**Goal of the exercise:**
Copy out the lines from the very first one through the line containing "data-point xyxy=(671,92,697,116)", with both of those lines included.

**Information shown:**
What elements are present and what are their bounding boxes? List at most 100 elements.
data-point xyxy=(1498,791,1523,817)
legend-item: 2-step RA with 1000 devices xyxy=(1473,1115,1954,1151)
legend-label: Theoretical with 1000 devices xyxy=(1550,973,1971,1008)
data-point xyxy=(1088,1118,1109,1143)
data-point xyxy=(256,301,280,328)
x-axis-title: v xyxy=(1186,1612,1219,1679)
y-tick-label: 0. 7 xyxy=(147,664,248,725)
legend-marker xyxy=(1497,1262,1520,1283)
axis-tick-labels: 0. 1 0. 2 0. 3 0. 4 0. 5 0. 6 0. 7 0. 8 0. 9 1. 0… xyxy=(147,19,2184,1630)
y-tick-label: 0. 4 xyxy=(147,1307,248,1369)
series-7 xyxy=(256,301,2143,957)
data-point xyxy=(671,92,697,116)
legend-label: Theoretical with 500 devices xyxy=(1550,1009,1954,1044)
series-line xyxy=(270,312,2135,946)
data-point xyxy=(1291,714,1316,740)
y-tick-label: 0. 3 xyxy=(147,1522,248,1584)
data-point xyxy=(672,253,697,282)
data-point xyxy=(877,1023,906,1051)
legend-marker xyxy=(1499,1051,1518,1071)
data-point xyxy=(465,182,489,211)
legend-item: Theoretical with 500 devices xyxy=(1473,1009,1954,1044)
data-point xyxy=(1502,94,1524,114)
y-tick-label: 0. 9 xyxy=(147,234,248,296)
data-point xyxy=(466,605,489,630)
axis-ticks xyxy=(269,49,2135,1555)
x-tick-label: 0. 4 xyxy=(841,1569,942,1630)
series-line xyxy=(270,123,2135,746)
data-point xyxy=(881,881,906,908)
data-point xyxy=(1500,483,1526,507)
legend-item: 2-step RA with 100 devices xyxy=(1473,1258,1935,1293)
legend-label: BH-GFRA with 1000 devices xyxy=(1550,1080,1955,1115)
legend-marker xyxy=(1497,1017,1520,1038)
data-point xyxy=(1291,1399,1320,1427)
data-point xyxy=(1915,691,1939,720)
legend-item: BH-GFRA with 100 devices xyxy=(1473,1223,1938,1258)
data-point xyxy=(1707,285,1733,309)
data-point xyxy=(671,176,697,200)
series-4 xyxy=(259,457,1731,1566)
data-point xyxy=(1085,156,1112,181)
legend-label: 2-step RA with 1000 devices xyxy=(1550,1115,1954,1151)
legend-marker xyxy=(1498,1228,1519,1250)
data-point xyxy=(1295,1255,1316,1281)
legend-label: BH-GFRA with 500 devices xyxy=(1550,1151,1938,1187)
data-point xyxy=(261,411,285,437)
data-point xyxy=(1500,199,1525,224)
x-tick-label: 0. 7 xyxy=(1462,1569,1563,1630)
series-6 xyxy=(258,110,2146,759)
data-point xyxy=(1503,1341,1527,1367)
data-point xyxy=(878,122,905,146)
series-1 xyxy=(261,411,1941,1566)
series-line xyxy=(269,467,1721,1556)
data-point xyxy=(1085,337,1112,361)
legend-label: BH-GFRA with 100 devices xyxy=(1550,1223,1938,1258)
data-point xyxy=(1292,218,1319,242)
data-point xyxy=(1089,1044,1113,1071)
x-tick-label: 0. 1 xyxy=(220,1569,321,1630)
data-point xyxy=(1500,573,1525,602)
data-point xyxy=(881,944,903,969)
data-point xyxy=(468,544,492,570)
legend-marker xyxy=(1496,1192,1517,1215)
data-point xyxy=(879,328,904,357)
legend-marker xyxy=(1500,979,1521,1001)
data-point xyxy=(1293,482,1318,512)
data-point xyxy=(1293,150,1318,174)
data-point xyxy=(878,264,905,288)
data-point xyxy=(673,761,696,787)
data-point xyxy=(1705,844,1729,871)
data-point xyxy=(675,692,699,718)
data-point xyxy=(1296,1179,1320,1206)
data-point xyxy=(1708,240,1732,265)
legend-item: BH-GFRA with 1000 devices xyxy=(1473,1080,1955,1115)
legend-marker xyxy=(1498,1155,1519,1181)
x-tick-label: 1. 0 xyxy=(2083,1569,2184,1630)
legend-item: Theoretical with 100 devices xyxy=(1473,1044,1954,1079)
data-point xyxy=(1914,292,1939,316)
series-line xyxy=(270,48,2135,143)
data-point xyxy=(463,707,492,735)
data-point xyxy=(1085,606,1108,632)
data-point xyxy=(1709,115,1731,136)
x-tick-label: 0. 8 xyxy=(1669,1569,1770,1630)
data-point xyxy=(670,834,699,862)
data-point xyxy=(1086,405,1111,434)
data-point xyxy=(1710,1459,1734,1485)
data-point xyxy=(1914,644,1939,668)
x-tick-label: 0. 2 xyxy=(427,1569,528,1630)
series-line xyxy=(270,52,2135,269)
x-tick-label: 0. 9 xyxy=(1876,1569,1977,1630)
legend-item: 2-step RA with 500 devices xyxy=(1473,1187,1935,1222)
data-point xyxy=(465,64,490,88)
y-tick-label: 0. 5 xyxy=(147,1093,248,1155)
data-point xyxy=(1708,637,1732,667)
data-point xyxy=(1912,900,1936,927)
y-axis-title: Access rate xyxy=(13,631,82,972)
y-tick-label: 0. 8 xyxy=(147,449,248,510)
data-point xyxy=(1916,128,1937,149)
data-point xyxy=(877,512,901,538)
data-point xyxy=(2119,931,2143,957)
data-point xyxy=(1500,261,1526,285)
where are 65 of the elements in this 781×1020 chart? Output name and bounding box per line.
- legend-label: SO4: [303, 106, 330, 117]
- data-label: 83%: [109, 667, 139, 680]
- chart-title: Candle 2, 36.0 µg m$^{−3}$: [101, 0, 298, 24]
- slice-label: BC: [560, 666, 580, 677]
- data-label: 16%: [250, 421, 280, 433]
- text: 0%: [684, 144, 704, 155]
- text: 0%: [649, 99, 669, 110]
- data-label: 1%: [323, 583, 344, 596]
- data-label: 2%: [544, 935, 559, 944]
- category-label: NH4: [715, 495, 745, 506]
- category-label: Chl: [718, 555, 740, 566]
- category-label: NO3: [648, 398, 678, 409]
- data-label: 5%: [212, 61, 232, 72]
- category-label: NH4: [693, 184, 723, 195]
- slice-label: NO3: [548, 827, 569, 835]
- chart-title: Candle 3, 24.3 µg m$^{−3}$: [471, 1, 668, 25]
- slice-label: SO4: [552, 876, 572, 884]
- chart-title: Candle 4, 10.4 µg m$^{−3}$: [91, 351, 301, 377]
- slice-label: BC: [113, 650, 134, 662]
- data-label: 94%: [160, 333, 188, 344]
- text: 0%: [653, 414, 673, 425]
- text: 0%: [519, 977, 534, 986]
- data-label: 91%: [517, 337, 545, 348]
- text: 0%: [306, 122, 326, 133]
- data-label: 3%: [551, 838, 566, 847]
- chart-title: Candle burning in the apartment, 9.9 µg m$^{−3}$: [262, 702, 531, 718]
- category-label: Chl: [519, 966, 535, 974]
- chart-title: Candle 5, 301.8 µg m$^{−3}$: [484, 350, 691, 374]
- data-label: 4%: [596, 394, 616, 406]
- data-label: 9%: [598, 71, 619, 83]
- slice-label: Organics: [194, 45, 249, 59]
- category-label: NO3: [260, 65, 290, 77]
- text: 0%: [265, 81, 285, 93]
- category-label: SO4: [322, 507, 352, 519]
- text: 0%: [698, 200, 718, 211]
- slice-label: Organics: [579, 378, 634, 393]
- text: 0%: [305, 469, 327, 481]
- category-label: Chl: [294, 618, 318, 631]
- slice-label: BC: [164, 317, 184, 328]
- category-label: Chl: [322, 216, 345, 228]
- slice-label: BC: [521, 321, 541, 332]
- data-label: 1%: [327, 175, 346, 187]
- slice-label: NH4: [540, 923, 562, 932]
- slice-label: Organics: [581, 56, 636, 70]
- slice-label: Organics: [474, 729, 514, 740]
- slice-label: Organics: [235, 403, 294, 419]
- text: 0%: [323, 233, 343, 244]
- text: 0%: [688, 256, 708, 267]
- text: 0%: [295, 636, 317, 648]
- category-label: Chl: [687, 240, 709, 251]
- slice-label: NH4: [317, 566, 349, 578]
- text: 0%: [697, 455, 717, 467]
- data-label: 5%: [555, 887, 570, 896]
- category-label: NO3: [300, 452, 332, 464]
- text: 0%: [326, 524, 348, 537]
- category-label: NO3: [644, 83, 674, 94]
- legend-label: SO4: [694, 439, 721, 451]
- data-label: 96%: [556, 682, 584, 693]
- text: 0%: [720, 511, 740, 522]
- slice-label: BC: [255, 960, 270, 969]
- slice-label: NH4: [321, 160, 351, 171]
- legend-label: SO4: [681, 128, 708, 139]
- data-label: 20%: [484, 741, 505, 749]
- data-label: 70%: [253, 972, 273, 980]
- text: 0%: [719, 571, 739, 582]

**Exercise solution:**
What elements are present and what are their bounding boxes? List at most 100 elements.
data-point xyxy=(1498,791,1523,817)
legend-item: 2-step RA with 1000 devices xyxy=(1473,1115,1954,1151)
legend-label: Theoretical with 1000 devices xyxy=(1550,973,1971,1008)
data-point xyxy=(1088,1118,1109,1143)
data-point xyxy=(256,301,280,328)
x-axis-title: v xyxy=(1186,1612,1219,1679)
y-tick-label: 0. 7 xyxy=(147,664,248,725)
legend-marker xyxy=(1497,1262,1520,1283)
axis-tick-labels: 0. 1 0. 2 0. 3 0. 4 0. 5 0. 6 0. 7 0. 8 0. 9 1. 0… xyxy=(147,19,2184,1630)
y-tick-label: 0. 4 xyxy=(147,1307,248,1369)
series-7 xyxy=(256,301,2143,957)
data-point xyxy=(671,92,697,116)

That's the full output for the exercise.